- [The problem]
Print the entire listing. Each line must match the original exactly.

- [Records for the exercise]

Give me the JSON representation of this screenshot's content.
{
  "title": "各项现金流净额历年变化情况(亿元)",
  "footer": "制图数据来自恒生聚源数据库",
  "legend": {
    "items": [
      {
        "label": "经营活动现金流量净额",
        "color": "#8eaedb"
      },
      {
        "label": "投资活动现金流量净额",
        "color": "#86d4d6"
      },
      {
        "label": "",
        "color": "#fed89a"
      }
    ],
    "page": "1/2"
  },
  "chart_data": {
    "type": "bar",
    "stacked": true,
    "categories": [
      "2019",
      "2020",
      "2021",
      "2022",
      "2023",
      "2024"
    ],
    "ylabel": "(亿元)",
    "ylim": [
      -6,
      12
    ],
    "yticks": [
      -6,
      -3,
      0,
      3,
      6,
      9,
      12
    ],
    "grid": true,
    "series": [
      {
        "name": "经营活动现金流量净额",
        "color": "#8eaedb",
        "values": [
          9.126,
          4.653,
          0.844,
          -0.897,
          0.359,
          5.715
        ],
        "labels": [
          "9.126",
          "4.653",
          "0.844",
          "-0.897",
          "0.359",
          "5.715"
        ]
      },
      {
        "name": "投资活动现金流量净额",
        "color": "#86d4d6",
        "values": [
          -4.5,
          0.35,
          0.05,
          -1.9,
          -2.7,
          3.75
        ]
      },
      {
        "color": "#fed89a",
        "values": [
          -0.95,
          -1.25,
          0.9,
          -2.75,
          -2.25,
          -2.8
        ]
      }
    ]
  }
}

- [Written response]
Give me the JSON representation of this screenshot's content.
{
  "title": "各项现金流净额历年变化情况(亿元)",
  "footer": "制图数据来自恒生聚源数据库",
  "legend": {
    "items": [
      {
        "label": "经营活动现金流量净额",
        "color": "#8eaedb"
      },
      {
        "label": "投资活动现金流量净额",
        "color": "#86d4d6"
      },
      {
        "label": "",
        "color": "#fed89a"
      }
    ],
    "page": "1/2"
  },
  "chart_data": {
    "type": "bar",
    "stacked": true,
    "categories": [
      "2019",
      "2020",
      "2021",
      "2022",
      "2023",
      "2024"
    ],
    "ylabel": "(亿元)",
    "ylim": [
      -6,
      12
    ],
    "yticks": [
      -6,
      -3,
      0,
      3,
      6,
      9,
      12
    ],
    "grid": true,
    "series": [
      {
        "name": "经营活动现金流量净额",
        "color": "#8eaedb",
        "values": [
          9.126,
          4.653,
          0.844,
          -0.897,
          0.359,
          5.715
        ],
        "labels": [
          "9.126",
          "4.653",
          "0.844",
          "-0.897",
          "0.359",
          "5.715"
        ]
      },
      {
        "name": "投资活动现金流量净额",
        "color": "#86d4d6",
        "values": [
          -4.5,
          0.35,
          0.05,
          -1.9,
          -2.7,
          3.75
        ]
      },
      {
        "color": "#fed89a",
        "values": [
          -0.95,
          -1.25,
          0.9,
          -2.75,
          -2.25,
          -2.8
        ]
      }
    ]
  }
}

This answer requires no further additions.